** START ENTRIES PROVIDED **

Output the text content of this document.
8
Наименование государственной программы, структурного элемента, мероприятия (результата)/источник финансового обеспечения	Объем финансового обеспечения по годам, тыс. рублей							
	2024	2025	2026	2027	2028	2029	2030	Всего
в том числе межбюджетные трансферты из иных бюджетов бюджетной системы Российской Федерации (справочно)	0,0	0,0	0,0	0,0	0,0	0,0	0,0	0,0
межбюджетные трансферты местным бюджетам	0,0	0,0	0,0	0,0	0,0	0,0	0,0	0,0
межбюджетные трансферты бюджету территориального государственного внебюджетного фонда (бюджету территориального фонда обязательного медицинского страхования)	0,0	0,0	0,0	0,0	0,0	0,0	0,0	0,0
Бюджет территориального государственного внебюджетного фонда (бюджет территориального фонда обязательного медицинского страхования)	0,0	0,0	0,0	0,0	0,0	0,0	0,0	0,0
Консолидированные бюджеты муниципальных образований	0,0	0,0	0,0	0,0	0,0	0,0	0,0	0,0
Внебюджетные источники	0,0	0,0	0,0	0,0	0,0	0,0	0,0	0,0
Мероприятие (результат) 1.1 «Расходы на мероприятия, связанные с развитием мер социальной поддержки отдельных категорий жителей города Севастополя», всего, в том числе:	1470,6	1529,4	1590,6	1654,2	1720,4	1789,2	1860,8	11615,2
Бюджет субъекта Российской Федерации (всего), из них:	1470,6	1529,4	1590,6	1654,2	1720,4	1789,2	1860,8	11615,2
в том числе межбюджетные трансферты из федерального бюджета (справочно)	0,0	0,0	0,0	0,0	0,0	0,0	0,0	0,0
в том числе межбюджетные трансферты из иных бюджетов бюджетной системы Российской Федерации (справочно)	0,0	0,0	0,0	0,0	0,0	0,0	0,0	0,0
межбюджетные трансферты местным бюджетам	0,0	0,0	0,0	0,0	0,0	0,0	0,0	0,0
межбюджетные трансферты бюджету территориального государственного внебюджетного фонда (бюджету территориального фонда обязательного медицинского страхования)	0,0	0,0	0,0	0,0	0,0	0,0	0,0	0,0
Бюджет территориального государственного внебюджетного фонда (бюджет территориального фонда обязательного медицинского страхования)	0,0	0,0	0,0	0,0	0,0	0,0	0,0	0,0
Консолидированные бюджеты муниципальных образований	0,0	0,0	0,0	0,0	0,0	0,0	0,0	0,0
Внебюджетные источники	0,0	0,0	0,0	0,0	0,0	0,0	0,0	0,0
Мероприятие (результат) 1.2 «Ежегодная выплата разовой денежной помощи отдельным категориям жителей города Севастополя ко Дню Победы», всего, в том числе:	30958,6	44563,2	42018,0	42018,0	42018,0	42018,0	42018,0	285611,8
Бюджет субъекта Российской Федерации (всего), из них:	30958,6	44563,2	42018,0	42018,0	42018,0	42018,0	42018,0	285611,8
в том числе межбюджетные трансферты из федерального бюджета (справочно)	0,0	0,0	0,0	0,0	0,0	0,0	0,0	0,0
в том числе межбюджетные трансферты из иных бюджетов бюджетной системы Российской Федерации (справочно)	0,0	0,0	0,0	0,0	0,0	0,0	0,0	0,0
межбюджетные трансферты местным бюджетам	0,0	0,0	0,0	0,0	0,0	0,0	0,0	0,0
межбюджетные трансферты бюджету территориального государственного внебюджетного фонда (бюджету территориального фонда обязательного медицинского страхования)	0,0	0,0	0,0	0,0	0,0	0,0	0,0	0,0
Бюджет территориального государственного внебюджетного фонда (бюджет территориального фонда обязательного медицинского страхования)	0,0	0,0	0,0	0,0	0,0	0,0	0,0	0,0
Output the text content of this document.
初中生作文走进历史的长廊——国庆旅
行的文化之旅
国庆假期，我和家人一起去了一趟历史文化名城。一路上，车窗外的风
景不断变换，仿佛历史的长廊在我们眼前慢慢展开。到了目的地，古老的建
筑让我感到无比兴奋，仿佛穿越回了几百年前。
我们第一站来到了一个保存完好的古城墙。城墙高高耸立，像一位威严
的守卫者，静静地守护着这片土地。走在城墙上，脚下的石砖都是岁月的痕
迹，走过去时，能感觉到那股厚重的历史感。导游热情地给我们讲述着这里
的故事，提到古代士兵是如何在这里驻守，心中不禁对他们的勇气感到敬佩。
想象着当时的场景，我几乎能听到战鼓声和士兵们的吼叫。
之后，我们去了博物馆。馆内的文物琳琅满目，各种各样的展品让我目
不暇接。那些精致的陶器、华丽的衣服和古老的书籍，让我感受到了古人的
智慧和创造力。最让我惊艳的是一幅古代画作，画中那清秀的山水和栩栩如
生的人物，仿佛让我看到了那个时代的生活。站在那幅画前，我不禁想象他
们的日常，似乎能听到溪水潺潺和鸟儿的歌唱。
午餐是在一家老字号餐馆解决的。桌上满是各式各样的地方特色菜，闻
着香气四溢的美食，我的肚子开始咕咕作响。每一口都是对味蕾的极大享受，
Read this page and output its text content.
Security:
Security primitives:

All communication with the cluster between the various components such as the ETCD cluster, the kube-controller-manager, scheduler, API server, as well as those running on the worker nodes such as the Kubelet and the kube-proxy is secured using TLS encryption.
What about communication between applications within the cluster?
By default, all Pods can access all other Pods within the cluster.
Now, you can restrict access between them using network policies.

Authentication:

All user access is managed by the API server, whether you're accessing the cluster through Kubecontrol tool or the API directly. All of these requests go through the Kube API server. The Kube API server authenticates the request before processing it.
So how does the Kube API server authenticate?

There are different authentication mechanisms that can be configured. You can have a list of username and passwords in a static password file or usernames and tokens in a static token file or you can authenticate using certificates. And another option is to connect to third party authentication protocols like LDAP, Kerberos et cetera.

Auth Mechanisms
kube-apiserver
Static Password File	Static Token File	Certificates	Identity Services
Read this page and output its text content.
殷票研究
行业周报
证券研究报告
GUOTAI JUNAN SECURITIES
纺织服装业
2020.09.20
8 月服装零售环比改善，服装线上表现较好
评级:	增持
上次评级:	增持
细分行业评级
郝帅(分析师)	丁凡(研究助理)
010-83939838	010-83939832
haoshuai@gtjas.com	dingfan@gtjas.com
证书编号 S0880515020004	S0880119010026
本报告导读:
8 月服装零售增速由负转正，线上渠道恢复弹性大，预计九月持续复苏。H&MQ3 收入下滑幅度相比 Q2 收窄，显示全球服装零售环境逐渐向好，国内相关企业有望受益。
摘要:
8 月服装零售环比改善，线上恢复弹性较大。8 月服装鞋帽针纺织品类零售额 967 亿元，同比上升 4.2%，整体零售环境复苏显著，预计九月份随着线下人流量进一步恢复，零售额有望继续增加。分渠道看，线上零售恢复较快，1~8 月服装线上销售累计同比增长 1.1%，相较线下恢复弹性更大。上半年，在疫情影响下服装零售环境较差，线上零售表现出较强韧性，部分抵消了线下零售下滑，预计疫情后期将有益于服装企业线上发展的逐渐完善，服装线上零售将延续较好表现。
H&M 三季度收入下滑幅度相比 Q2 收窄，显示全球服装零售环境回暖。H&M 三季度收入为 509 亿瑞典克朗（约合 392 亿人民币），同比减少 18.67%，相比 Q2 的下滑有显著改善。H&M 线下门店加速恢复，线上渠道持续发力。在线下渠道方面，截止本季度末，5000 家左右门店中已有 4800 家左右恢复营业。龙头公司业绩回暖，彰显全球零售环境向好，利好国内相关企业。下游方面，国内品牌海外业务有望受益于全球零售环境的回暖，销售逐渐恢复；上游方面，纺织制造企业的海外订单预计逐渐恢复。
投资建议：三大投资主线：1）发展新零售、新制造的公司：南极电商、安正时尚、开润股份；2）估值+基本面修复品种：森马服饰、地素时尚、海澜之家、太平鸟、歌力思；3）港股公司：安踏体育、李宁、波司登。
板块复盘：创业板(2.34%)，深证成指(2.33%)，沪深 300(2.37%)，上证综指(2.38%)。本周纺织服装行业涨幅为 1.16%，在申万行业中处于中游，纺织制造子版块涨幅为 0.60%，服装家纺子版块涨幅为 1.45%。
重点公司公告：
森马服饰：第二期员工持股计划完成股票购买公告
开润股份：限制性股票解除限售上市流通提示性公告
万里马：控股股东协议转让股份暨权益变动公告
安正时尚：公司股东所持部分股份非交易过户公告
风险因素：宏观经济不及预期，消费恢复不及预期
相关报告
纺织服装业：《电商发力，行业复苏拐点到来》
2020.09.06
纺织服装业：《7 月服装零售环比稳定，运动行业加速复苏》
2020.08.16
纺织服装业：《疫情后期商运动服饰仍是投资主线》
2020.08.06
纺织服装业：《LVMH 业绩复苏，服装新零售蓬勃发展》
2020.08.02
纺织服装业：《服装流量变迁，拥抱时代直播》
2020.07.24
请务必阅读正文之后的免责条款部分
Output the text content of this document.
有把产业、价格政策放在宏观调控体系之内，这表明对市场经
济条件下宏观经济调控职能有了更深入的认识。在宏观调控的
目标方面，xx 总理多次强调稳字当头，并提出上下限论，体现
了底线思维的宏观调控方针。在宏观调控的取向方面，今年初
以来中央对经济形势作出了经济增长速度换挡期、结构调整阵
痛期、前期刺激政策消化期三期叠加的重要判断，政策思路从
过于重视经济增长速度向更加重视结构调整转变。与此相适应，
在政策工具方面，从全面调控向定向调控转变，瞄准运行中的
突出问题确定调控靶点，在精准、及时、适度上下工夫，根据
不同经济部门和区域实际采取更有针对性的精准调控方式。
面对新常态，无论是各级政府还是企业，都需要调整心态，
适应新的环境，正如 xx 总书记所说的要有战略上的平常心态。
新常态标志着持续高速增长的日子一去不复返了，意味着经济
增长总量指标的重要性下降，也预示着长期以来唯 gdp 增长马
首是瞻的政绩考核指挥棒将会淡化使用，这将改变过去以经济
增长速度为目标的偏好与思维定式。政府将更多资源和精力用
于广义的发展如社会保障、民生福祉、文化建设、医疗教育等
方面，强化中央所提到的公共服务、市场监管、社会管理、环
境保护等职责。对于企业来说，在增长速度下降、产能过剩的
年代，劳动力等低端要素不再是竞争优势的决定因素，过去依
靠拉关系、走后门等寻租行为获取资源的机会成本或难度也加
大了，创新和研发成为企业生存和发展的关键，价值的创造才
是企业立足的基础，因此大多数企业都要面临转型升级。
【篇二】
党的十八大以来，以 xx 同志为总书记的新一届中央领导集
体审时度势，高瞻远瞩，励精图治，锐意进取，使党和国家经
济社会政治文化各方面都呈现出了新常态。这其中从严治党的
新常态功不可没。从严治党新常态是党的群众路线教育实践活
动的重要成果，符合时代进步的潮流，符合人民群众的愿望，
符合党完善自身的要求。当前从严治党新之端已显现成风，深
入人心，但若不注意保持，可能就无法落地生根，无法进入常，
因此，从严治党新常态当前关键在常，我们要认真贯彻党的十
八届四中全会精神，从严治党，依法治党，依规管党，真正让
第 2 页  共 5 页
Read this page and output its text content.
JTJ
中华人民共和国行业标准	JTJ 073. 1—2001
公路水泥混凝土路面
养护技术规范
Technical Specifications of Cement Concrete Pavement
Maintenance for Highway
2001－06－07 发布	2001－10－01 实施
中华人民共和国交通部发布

** END ENTRIES PROVIDED **

OBJECTIVE:
Filter lines by "мероприятия" and return each hit.

SOLVED PROBLEM:
Наименование государственной программы, структурного элемента, мероприятия (результата)/источник финансового обеспечения	Объем финансового обеспечения по годам, тыс. рублей							
Мероприятие (результат) 1.1 «Расходы на мероприятия, связанные с развитием мер социальной поддержки отдельных категорий жителей города Севастополя», всего, в том числе:	1470,6	1529,4	1590,6	1654,2	1720,4	1789,2	1860,8	11615,2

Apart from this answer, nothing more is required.